### Entries supplied:
>> BEGIN

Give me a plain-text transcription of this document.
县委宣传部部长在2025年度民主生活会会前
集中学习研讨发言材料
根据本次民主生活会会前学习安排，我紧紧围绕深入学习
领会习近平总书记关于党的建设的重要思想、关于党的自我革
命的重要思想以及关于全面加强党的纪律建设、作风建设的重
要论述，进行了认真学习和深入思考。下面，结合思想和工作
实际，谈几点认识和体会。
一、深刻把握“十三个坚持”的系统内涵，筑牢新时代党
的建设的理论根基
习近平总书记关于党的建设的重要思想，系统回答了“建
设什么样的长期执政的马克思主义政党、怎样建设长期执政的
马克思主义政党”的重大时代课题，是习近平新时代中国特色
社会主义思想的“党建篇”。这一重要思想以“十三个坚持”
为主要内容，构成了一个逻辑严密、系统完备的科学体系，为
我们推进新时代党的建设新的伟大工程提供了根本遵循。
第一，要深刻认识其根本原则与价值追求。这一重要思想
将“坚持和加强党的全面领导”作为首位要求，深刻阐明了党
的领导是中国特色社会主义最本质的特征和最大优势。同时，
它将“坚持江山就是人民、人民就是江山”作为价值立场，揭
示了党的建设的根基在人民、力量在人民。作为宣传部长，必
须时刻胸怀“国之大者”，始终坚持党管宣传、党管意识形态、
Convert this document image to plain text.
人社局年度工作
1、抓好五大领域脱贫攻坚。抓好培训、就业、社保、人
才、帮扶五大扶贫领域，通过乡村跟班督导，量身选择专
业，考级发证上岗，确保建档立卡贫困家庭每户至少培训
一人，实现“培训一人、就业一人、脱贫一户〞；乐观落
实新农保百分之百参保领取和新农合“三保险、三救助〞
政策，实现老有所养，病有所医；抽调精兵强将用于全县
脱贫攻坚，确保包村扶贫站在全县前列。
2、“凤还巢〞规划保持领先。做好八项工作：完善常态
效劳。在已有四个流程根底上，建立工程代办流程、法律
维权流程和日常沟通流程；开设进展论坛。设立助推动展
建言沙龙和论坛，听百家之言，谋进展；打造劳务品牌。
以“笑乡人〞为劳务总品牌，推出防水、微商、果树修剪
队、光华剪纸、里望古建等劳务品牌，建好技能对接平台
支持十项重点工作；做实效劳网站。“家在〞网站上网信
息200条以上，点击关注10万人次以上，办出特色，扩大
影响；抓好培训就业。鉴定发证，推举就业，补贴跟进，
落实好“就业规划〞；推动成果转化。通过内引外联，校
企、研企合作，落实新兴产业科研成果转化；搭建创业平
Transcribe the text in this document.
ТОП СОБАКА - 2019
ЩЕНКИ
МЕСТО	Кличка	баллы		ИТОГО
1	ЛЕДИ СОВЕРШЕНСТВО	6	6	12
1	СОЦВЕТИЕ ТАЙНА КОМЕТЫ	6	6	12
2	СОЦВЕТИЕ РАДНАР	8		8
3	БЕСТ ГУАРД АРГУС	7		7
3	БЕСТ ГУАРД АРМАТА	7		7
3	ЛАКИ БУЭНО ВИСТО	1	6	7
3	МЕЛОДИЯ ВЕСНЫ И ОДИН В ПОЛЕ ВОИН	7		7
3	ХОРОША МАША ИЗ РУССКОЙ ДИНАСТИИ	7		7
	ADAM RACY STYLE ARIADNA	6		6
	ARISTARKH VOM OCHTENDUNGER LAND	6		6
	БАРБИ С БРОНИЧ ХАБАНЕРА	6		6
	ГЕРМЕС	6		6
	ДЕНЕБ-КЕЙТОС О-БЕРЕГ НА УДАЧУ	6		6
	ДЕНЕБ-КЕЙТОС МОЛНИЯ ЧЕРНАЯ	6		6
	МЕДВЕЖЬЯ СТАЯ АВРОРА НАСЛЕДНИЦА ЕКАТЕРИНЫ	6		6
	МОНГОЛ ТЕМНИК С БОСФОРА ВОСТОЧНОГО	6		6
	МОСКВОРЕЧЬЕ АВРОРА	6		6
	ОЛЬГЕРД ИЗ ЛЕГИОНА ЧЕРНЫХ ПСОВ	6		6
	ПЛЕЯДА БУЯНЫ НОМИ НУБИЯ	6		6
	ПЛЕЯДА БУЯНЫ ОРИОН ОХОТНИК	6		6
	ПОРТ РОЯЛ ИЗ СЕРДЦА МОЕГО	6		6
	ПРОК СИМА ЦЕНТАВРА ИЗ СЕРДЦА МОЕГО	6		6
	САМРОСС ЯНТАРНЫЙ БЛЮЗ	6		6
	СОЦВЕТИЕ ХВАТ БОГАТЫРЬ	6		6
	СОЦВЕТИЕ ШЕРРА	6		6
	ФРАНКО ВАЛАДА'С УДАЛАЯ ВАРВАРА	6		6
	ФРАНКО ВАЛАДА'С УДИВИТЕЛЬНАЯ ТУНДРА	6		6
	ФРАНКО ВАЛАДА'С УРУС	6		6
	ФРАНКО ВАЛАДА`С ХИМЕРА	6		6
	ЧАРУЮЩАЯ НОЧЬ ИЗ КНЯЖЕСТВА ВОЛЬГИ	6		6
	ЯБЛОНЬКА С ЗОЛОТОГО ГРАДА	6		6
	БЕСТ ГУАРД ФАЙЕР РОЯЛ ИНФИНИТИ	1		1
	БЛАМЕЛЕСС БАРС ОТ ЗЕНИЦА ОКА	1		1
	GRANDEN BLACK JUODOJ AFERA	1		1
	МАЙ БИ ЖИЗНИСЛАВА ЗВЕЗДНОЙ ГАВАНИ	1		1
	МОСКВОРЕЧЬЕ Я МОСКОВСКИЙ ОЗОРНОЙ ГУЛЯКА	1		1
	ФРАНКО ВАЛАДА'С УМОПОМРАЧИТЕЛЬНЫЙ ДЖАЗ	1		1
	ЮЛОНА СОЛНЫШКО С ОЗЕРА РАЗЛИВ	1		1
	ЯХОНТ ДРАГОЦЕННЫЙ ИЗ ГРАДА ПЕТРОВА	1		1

>> END

### Exercise directions:
From the records above, extract every entry verbatim.

### Solved problem:
Give me a plain-text transcription of this document.
县委宣传部部长在2025年度民主生活会会前
集中学习研讨发言材料
根据本次民主生活会会前学习安排，我紧紧围绕深入学习
领会习近平总书记关于党的建设的重要思想、关于党的自我革
命的重要思想以及关于全面加强党的纪律建设、作风建设的重
要论述，进行了认真学习和深入思考。下面，结合思想和工作
实际，谈几点认识和体会。
一、深刻把握“十三个坚持”的系统内涵，筑牢新时代党
的建设的理论根基
习近平总书记关于党的建设的重要思想，系统回答了“建
设什么样的长期执政的马克思主义政党、怎样建设长期执政的
马克思主义政党”的重大时代课题，是习近平新时代中国特色
社会主义思想的“党建篇”。这一重要思想以“十三个坚持”
为主要内容，构成了一个逻辑严密、系统完备的科学体系，为
我们推进新时代党的建设新的伟大工程提供了根本遵循。
第一，要深刻认识其根本原则与价值追求。这一重要思想
将“坚持和加强党的全面领导”作为首位要求，深刻阐明了党
的领导是中国特色社会主义最本质的特征和最大优势。同时，
它将“坚持江山就是人民、人民就是江山”作为价值立场，揭
示了党的建设的根基在人民、力量在人民。作为宣传部长，必
须时刻胸怀“国之大者”，始终坚持党管宣传、党管意识形态、
Convert this document image to plain text.
人社局年度工作
1、抓好五大领域脱贫攻坚。抓好培训、就业、社保、人
才、帮扶五大扶贫领域，通过乡村跟班督导，量身选择专
业，考级发证上岗，确保建档立卡贫困家庭每户至少培训
一人，实现“培训一人、就业一人、脱贫一户〞；乐观落
实新农保百分之百参保领取和新农合“三保险、三救助〞
政策，实现老有所养，病有所医；抽调精兵强将用于全县
脱贫攻坚，确保包村扶贫站在全县前列。
2、“凤还巢〞规划保持领先。做好八项工作：完善常态
效劳。在已有四个流程根底上，建立工程代办流程、法律
维权流程和日常沟通流程；开设进展论坛。设立助推动展
建言沙龙和论坛，听百家之言，谋进展；打造劳务品牌。
以“笑乡人〞为劳务总品牌，推出防水、微商、果树修剪
队、光华剪纸、里望古建等劳务品牌，建好技能对接平台
支持十项重点工作；做实效劳网站。“家在〞网站上网信
息200条以上，点击关注10万人次以上，办出特色，扩大
影响；抓好培训就业。鉴定发证，推举就业，补贴跟进，
落实好“就业规划〞；推动成果转化。通过内引外联，校
企、研企合作，落实新兴产业科研成果转化；搭建创业平
Transcribe the text in this document.
ТОП СОБАКА - 2019
ЩЕНКИ
МЕСТО	Кличка	баллы		ИТОГО
1	ЛЕДИ СОВЕРШЕНСТВО	6	6	12
1	СОЦВЕТИЕ ТАЙНА КОМЕТЫ	6	6	12
2	СОЦВЕТИЕ РАДНАР	8		8
3	БЕСТ ГУАРД АРГУС	7		7
3	БЕСТ ГУАРД АРМАТА	7		7
3	ЛАКИ БУЭНО ВИСТО	1	6	7
3	МЕЛОДИЯ ВЕСНЫ И ОДИН В ПОЛЕ ВОИН	7		7
3	ХОРОША МАША ИЗ РУССКОЙ ДИНАСТИИ	7		7
	ADAM RACY STYLE ARIADNA	6		6
	ARISTARKH VOM OCHTENDUNGER LAND	6		6
	БАРБИ С БРОНИЧ ХАБАНЕРА	6		6
	ГЕРМЕС	6		6
	ДЕНЕБ-КЕЙТОС О-БЕРЕГ НА УДАЧУ	6		6
	ДЕНЕБ-КЕЙТОС МОЛНИЯ ЧЕРНАЯ	6		6
	МЕДВЕЖЬЯ СТАЯ АВРОРА НАСЛЕДНИЦА ЕКАТЕРИНЫ	6		6
	МОНГОЛ ТЕМНИК С БОСФОРА ВОСТОЧНОГО	6		6
	МОСКВОРЕЧЬЕ АВРОРА	6		6
	ОЛЬГЕРД ИЗ ЛЕГИОНА ЧЕРНЫХ ПСОВ	6		6
	ПЛЕЯДА БУЯНЫ НОМИ НУБИЯ	6		6
	ПЛЕЯДА БУЯНЫ ОРИОН ОХОТНИК	6		6
	ПОРТ РОЯЛ ИЗ СЕРДЦА МОЕГО	6		6
	ПРОК СИМА ЦЕНТАВРА ИЗ СЕРДЦА МОЕГО	6		6
	САМРОСС ЯНТАРНЫЙ БЛЮЗ	6		6
	СОЦВЕТИЕ ХВАТ БОГАТЫРЬ	6		6
	СОЦВЕТИЕ ШЕРРА	6		6
	ФРАНКО ВАЛАДА'С УДАЛАЯ ВАРВАРА	6		6
	ФРАНКО ВАЛАДА'С УДИВИТЕЛЬНАЯ ТУНДРА	6		6
	ФРАНКО ВАЛАДА'С УРУС	6		6
	ФРАНКО ВАЛАДА`С ХИМЕРА	6		6
	ЧАРУЮЩАЯ НОЧЬ ИЗ КНЯЖЕСТВА ВОЛЬГИ	6		6
	ЯБЛОНЬКА С ЗОЛОТОГО ГРАДА	6		6
	БЕСТ ГУАРД ФАЙЕР РОЯЛ ИНФИНИТИ	1		1
	БЛАМЕЛЕСС БАРС ОТ ЗЕНИЦА ОКА	1		1
	GRANDEN BLACK JUODOJ AFERA	1		1
	МАЙ БИ ЖИЗНИСЛАВА ЗВЕЗДНОЙ ГАВАНИ	1		1
	МОСКВОРЕЧЬЕ Я МОСКОВСКИЙ ОЗОРНОЙ ГУЛЯКА	1		1
	ФРАНКО ВАЛАДА'С УМОПОМРАЧИТЕЛЬНЫЙ ДЖАЗ	1		1
	ЮЛОНА СОЛНЫШКО С ОЗЕРА РАЗЛИВ	1		1
	ЯХОНТ ДРАГОЦЕННЫЙ ИЗ ГРАДА ПЕТРОВА	1		1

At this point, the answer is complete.